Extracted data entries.
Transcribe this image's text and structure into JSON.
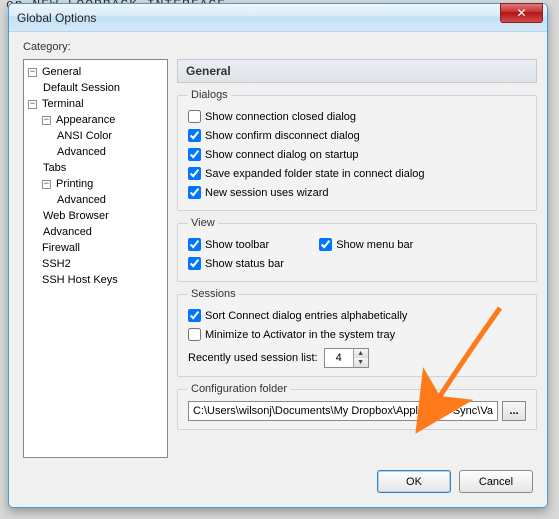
{
  "bg_partial_text": "on NEW LOOPBACK INTERFACE",
  "window": {
    "title": "Global Options",
    "close_glyph": "✕"
  },
  "category_label": "Category:",
  "tree": {
    "general": "General",
    "default_session": "Default Session",
    "terminal": "Terminal",
    "appearance": "Appearance",
    "ansi_color": "ANSI Color",
    "advanced1": "Advanced",
    "tabs": "Tabs",
    "printing": "Printing",
    "advanced2": "Advanced",
    "web_browser": "Web Browser",
    "advanced3": "Advanced",
    "firewall": "Firewall",
    "ssh2": "SSH2",
    "ssh_host_keys": "SSH Host Keys"
  },
  "panel_header": "General",
  "dialogs": {
    "legend": "Dialogs",
    "show_closed": "Show connection closed dialog",
    "show_disconnect": "Show confirm disconnect dialog",
    "show_startup": "Show connect dialog on startup",
    "save_expanded": "Save expanded folder state in connect dialog",
    "new_wizard": "New session uses wizard"
  },
  "view": {
    "legend": "View",
    "toolbar": "Show toolbar",
    "menubar": "Show menu bar",
    "statusbar": "Show status bar"
  },
  "sessions": {
    "legend": "Sessions",
    "sort_alpha": "Sort Connect dialog entries alphabetically",
    "minimize": "Minimize to Activator in the system tray",
    "recent_label": "Recently used session list:",
    "recent_value": "4"
  },
  "config": {
    "legend": "Configuration folder",
    "path": "C:\\Users\\wilsonj\\Documents\\My Dropbox\\Application Sync\\Var",
    "browse": "..."
  },
  "buttons": {
    "ok": "OK",
    "cancel": "Cancel"
  }
}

To be done. Filter the records, keeping only lines that contain "General", and show those lines.

Output below.
    "general": "General",
  "panel_header": "General",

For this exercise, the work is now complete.